Layout annotation records
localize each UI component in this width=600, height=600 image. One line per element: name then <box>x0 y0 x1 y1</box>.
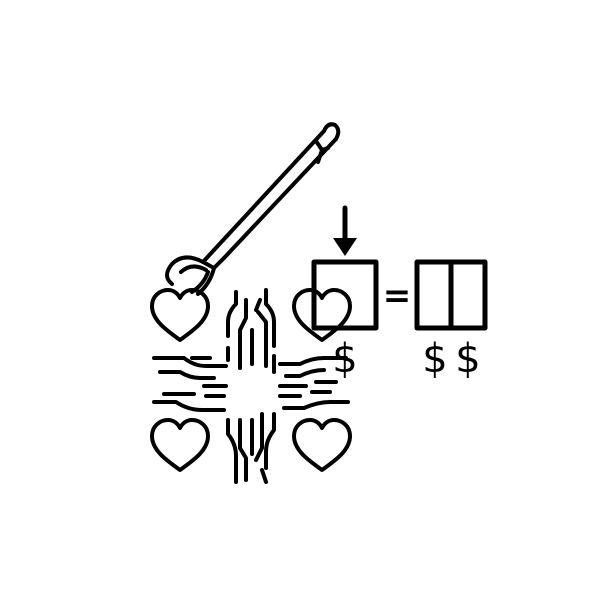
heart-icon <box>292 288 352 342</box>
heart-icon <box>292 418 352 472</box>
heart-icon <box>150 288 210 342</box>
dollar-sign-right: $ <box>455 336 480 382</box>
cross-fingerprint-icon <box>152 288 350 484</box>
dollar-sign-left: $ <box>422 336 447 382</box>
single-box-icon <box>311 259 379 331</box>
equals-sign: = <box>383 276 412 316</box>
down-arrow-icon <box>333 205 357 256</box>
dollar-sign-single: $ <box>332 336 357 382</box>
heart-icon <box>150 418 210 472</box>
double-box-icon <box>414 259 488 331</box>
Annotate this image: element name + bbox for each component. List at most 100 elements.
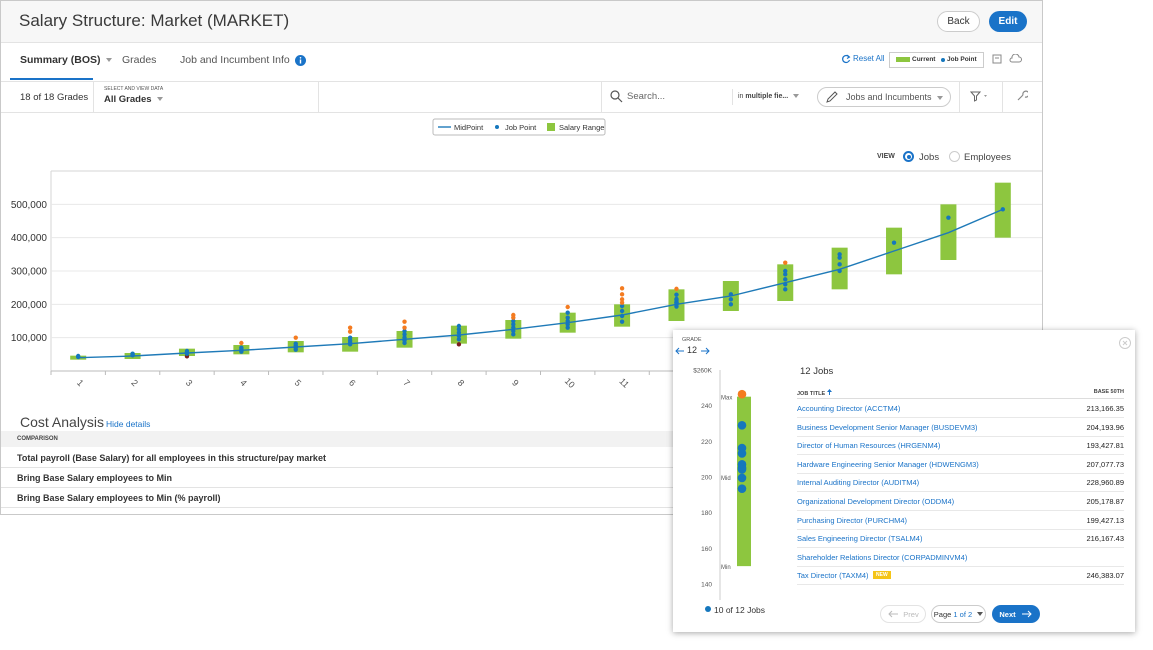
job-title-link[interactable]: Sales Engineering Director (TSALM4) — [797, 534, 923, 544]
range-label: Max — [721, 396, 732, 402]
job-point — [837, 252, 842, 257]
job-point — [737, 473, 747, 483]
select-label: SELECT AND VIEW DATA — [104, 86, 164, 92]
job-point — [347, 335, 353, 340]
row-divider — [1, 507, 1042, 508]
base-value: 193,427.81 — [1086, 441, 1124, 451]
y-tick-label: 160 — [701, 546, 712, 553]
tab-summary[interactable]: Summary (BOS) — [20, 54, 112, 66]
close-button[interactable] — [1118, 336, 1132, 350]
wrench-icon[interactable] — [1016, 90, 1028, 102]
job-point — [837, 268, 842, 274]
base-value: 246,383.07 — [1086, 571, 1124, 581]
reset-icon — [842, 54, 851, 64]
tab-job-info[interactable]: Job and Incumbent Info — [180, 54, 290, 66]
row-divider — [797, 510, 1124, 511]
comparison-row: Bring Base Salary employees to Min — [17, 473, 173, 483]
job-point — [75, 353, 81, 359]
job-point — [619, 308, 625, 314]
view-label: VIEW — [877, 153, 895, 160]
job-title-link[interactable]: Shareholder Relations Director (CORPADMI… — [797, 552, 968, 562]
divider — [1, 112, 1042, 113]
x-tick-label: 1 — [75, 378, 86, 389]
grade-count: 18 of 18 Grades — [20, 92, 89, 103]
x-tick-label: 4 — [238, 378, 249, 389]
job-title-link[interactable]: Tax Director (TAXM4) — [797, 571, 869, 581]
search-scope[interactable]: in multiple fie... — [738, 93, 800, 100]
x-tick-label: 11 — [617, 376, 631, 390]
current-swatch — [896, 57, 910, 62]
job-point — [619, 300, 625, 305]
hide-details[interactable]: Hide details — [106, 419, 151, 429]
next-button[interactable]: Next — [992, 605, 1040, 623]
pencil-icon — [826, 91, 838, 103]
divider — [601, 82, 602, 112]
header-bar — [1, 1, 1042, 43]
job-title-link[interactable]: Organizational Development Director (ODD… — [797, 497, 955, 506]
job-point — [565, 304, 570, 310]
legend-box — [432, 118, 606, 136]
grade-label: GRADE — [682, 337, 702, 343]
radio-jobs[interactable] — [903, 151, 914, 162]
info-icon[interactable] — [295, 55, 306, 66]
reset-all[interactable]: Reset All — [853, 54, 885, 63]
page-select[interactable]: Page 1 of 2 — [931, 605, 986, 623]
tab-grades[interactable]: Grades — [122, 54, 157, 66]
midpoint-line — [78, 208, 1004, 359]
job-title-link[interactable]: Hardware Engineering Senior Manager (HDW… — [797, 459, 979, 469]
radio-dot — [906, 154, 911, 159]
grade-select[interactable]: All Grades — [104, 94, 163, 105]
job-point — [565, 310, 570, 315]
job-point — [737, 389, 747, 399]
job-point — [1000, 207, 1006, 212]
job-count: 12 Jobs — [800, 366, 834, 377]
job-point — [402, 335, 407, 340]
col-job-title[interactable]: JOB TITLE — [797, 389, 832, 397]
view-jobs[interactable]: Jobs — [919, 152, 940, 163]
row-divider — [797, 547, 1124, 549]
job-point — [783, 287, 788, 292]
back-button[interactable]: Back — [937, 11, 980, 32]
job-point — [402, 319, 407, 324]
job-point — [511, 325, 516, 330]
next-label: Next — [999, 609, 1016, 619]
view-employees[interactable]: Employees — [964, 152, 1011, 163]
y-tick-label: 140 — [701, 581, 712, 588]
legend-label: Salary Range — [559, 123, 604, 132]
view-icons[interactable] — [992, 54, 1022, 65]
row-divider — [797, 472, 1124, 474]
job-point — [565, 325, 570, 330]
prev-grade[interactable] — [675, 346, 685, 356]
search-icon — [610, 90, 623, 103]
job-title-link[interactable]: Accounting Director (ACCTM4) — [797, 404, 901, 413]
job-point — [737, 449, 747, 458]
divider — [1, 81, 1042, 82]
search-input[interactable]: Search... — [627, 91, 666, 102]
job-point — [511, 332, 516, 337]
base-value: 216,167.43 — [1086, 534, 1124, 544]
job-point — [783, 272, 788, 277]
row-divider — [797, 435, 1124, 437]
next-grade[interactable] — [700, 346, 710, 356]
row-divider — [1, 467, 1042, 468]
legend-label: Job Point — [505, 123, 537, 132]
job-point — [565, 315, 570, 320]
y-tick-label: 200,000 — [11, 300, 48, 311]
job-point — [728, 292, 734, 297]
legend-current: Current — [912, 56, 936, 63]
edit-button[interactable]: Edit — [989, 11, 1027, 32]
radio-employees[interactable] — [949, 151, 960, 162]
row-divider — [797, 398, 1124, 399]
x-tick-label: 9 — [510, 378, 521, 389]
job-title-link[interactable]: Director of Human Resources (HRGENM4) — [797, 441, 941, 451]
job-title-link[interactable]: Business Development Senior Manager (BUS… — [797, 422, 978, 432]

> [Given instruction]: Please reproduce every line of the material above word for word, leaving the pictures out.

> [Result of the exercise]:
localize each UI component in this width=600, height=600 image. One line per element: name then <box>x0 y0 x1 y1</box>.
heart-icon <box>292 288 352 342</box>
heart-icon <box>292 418 352 472</box>
heart-icon <box>150 288 210 342</box>
dollar-sign-right: $ <box>455 336 480 382</box>
cross-fingerprint-icon <box>152 288 350 484</box>
dollar-sign-left: $ <box>422 336 447 382</box>
single-box-icon <box>311 259 379 331</box>
equals-sign: = <box>383 276 412 316</box>
down-arrow-icon <box>333 205 357 256</box>
dollar-sign-single: $ <box>332 336 357 382</box>
heart-icon <box>150 418 210 472</box>
double-box-icon <box>414 259 488 331</box>
Annotate this image: element name + bbox for each component. List at most 100 elements.
job-title-link[interactable]: Sales Engineering Director (TSALM4) — [797, 534, 923, 544]
range-label: Max — [721, 396, 732, 402]
job-point — [837, 252, 842, 257]
job-point — [737, 473, 747, 483]
select-label: SELECT AND VIEW DATA — [104, 86, 164, 92]
job-point — [347, 335, 353, 340]
row-divider — [1, 507, 1042, 508]
base-value: 193,427.81 — [1086, 441, 1124, 451]
y-tick-label: 160 — [701, 546, 712, 553]
tab-summary[interactable]: Summary (BOS) — [20, 54, 112, 66]
close-button[interactable] — [1118, 336, 1132, 350]
wrench-icon[interactable] — [1016, 90, 1028, 102]
job-point — [837, 268, 842, 274]
base-value: 246,383.07 — [1086, 571, 1124, 581]
reset-icon — [842, 54, 851, 64]
tab-job-info[interactable]: Job and Incumbent Info — [180, 54, 290, 66]
row-divider — [797, 510, 1124, 511]
comparison-row: Bring Base Salary employees to Min — [17, 473, 173, 483]
job-point — [75, 353, 81, 359]
job-point — [619, 308, 625, 314]
view-label: VIEW — [877, 153, 895, 160]
job-title-link[interactable]: Shareholder Relations Director (CORPADMI… — [797, 552, 968, 562]
divider — [1, 112, 1042, 113]
x-tick-label: 1 — [75, 378, 86, 389]
grade-count: 18 of 18 Grades — [20, 92, 89, 103]
x-tick-label: 4 — [238, 378, 249, 389]
job-title-link[interactable]: Tax Director (TAXM4) — [797, 571, 869, 581]
search-scope[interactable]: in multiple fie... — [738, 93, 800, 100]
x-tick-label: 11 — [617, 376, 631, 390]
current-swatch — [896, 57, 910, 62]
job-point — [619, 300, 625, 305]
hide-details[interactable]: Hide details — [106, 419, 151, 429]
next-button[interactable]: Next — [992, 605, 1040, 623]
pencil-icon — [826, 91, 838, 103]
divider — [601, 82, 602, 112]
header-bar — [1, 1, 1042, 43]
job-title-link[interactable]: Organizational Development Director (ODD… — [797, 497, 955, 506]
job-point — [565, 304, 570, 310]
legend-box — [432, 118, 606, 136]
grade-label: GRADE — [682, 337, 702, 343]
radio-jobs[interactable] — [903, 151, 914, 162]
info-icon[interactable] — [295, 55, 306, 66]
reset-all[interactable]: Reset All — [853, 54, 885, 63]
page-select[interactable]: Page 1 of 2 — [931, 605, 986, 623]
tab-grades[interactable]: Grades — [122, 54, 157, 66]
midpoint-line — [78, 208, 1004, 359]
job-title-link[interactable]: Hardware Engineering Senior Manager (HDW… — [797, 459, 979, 469]
radio-dot — [906, 154, 911, 159]
grade-select[interactable]: All Grades — [104, 94, 163, 105]
job-point — [565, 310, 570, 315]
job-point — [737, 389, 747, 399]
job-point — [1000, 207, 1006, 212]
job-count: 12 Jobs — [800, 366, 834, 377]
job-point — [402, 335, 407, 340]
col-job-title[interactable]: JOB TITLE — [797, 389, 832, 397]
view-jobs[interactable]: Jobs — [919, 152, 940, 163]
row-divider — [797, 547, 1124, 549]
job-point — [783, 287, 788, 292]
back-button[interactable]: Back — [937, 11, 980, 32]
job-point — [402, 319, 407, 324]
job-point — [511, 325, 516, 330]
next-label: Next — [999, 609, 1016, 619]
view-employees[interactable]: Employees — [964, 152, 1011, 163]
y-tick-label: 140 — [701, 581, 712, 588]
legend-label: Salary Range — [559, 123, 604, 132]
view-icons[interactable] — [992, 54, 1022, 65]
row-divider — [797, 472, 1124, 474]
job-point — [565, 325, 570, 330]
prev-grade[interactable] — [675, 346, 685, 356]
search-icon — [610, 90, 623, 103]
job-title-link[interactable]: Accounting Director (ACCTM4) — [797, 404, 901, 413]
job-point — [737, 449, 747, 458]
divider — [1, 81, 1042, 82]
search-input[interactable]: Search... — [627, 91, 666, 102]
job-point — [511, 332, 516, 337]
base-value: 216,167.43 — [1086, 534, 1124, 544]
job-point — [783, 272, 788, 277]
row-divider — [797, 435, 1124, 437]
next-grade[interactable] — [700, 346, 710, 356]
row-divider — [1, 467, 1042, 468]
legend-label: Job Point — [505, 123, 537, 132]
job-point — [565, 315, 570, 320]
y-tick-label: 200,000 — [11, 300, 48, 311]
job-point — [728, 292, 734, 297]
legend-current: Current — [912, 56, 936, 63]
edit-button[interactable]: Edit — [989, 11, 1027, 32]
radio-employees[interactable] — [949, 151, 960, 162]
row-divider — [797, 398, 1124, 399]
x-tick-label: 9 — [510, 378, 521, 389]
job-title-link[interactable]: Director of Human Resources (HRGENM4) — [797, 441, 941, 451]
job-title-link[interactable]: Business Development Senior Manager (BUS… — [797, 422, 978, 432]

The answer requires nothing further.